(Lines of data)
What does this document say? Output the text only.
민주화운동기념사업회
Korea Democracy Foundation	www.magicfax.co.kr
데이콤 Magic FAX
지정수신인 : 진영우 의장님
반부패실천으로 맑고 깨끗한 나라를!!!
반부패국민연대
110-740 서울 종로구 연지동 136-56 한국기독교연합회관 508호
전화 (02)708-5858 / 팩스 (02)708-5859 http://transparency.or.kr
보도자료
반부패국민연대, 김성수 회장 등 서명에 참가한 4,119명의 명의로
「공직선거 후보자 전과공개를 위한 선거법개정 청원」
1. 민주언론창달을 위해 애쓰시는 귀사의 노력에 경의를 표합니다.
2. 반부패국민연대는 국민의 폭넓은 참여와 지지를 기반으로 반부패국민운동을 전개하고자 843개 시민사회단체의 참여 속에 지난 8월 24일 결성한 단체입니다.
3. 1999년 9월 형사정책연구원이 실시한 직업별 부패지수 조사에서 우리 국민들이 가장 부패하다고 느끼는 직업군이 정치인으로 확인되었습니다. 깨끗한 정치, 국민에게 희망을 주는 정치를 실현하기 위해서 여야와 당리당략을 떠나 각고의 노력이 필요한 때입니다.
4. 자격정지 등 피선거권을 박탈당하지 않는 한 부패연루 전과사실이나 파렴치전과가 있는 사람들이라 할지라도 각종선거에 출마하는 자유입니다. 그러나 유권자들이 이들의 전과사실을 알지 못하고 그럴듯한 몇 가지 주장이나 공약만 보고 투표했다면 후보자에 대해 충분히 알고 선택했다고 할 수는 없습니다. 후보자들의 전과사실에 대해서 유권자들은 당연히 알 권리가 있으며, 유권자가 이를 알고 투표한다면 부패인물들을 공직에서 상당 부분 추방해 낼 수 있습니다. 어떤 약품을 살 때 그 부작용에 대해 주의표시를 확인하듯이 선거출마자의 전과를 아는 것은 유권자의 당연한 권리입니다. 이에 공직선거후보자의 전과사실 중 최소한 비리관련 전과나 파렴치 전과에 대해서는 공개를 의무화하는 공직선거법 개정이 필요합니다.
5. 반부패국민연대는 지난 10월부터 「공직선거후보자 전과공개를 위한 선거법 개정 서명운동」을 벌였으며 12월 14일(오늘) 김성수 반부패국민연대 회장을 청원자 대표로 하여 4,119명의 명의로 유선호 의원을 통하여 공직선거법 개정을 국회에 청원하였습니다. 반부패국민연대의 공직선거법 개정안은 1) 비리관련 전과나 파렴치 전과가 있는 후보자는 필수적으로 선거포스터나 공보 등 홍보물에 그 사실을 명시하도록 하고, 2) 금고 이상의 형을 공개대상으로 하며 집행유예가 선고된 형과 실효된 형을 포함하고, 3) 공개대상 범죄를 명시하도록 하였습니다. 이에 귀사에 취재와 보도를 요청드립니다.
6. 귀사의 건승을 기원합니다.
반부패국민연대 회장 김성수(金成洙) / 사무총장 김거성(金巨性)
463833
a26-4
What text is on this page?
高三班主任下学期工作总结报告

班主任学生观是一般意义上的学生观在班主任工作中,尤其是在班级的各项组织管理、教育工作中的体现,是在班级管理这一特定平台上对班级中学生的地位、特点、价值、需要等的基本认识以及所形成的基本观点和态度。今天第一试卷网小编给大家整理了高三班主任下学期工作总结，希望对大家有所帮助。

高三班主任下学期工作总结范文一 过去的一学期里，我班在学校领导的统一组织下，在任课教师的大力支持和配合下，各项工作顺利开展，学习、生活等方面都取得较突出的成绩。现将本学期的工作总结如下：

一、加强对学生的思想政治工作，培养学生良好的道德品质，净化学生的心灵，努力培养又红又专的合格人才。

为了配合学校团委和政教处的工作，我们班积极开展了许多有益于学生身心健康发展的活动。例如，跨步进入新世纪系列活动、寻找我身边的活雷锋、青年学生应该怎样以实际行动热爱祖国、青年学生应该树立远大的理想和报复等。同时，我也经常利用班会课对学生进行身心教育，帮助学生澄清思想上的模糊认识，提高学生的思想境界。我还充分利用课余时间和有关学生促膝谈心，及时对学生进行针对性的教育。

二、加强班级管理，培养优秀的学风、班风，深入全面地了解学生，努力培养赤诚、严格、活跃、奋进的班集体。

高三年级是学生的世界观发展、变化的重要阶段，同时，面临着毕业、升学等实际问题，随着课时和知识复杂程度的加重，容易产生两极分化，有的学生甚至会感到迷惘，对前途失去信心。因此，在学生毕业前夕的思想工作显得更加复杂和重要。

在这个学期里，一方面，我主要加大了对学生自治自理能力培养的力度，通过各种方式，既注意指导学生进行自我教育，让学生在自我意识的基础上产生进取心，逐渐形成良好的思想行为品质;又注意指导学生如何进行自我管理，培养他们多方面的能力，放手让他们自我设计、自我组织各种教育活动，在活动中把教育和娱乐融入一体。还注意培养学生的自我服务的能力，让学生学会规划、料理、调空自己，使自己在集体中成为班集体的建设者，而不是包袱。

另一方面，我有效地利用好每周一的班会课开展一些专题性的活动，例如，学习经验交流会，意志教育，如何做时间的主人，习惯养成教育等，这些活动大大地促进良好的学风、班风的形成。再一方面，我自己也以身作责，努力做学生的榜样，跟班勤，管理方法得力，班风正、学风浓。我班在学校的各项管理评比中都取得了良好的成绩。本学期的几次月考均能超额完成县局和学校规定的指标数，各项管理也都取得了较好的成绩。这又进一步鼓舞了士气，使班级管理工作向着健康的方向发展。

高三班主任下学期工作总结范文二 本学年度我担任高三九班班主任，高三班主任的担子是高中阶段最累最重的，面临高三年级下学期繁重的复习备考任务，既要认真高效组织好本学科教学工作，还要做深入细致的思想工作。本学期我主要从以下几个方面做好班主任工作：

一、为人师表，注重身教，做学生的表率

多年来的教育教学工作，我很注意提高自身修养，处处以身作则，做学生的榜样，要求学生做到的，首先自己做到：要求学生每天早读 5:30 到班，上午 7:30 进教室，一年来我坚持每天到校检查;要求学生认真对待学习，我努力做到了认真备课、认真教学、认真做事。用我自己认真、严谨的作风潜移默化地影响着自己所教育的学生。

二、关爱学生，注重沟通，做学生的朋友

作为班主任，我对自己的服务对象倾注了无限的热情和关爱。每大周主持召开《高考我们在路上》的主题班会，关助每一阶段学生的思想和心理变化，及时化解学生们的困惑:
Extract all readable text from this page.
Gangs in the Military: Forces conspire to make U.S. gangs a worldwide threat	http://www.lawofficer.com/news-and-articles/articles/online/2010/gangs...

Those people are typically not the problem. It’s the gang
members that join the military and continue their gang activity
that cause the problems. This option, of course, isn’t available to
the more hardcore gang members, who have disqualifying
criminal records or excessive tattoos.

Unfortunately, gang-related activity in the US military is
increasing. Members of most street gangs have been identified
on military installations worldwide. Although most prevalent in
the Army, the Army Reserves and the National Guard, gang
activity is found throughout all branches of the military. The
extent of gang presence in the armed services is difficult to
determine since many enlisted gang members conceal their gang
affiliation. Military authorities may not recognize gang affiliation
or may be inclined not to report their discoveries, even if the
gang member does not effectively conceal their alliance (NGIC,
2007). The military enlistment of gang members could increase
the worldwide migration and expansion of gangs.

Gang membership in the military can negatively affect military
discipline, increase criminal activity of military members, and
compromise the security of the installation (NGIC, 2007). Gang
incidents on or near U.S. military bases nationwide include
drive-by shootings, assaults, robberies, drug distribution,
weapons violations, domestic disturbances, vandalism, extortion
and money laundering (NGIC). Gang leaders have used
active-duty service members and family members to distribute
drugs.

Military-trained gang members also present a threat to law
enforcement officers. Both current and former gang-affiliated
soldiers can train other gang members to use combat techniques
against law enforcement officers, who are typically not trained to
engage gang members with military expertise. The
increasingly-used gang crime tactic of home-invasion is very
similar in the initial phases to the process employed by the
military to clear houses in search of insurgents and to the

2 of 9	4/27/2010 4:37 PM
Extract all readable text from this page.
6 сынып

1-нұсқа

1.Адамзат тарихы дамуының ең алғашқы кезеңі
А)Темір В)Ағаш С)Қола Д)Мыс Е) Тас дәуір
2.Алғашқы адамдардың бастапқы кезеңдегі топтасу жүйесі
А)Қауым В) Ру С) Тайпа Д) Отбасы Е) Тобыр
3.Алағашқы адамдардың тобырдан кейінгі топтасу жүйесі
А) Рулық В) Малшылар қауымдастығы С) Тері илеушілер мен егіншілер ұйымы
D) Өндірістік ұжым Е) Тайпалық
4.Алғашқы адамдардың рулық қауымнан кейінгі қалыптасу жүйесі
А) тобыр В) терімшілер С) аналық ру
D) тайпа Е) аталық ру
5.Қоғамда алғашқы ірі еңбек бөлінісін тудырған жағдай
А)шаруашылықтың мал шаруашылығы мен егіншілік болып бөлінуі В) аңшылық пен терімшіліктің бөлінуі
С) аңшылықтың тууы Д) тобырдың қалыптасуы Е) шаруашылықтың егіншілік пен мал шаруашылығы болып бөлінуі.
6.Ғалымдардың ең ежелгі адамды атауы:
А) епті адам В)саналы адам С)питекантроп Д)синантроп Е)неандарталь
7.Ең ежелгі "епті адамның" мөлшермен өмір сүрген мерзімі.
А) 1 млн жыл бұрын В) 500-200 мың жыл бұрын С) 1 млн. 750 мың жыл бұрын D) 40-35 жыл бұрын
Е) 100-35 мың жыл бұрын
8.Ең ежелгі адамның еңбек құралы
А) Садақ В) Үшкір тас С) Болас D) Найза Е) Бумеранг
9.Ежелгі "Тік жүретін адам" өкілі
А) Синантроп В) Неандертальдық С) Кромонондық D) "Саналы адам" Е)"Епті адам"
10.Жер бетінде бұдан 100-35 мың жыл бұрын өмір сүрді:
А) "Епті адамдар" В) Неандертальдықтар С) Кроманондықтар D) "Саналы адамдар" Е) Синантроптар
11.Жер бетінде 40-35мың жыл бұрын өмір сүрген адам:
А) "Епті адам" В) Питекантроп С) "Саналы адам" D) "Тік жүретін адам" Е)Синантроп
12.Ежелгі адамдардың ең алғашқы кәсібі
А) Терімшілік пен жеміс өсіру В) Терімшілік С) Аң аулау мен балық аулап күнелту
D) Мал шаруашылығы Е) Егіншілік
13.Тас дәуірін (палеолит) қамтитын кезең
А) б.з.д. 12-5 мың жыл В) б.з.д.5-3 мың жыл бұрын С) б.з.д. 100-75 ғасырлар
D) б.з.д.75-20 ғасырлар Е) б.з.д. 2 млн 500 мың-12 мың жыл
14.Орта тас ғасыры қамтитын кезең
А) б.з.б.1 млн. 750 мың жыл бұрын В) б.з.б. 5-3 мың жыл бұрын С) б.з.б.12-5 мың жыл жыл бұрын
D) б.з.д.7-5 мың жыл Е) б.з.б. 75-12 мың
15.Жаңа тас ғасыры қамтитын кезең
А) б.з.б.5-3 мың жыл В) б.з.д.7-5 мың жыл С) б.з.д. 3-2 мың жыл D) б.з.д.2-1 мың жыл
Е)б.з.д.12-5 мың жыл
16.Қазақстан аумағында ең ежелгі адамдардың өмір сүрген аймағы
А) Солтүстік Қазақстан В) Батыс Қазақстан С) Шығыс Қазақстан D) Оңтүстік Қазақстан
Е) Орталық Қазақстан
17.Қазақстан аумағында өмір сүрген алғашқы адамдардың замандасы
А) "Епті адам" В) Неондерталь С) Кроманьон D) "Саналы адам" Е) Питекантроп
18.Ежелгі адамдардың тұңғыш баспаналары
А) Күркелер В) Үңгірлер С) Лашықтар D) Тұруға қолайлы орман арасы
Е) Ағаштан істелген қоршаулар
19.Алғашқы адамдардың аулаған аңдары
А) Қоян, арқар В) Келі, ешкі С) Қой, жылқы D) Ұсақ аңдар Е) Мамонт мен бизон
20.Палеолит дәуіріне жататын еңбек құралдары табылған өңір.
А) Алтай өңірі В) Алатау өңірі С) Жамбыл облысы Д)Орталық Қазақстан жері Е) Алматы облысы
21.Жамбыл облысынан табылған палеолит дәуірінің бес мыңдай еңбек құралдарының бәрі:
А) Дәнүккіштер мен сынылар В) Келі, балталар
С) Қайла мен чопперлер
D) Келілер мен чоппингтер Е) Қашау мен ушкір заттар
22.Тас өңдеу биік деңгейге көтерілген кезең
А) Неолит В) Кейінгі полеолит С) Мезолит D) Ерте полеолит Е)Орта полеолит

Task details –
In the material above, find the lines that contain "ғасыры" and show them.

Solved exercise –
14.Орта тас ғасыры қамтитын кезең
15.Жаңа тас ғасыры қамтитын кезең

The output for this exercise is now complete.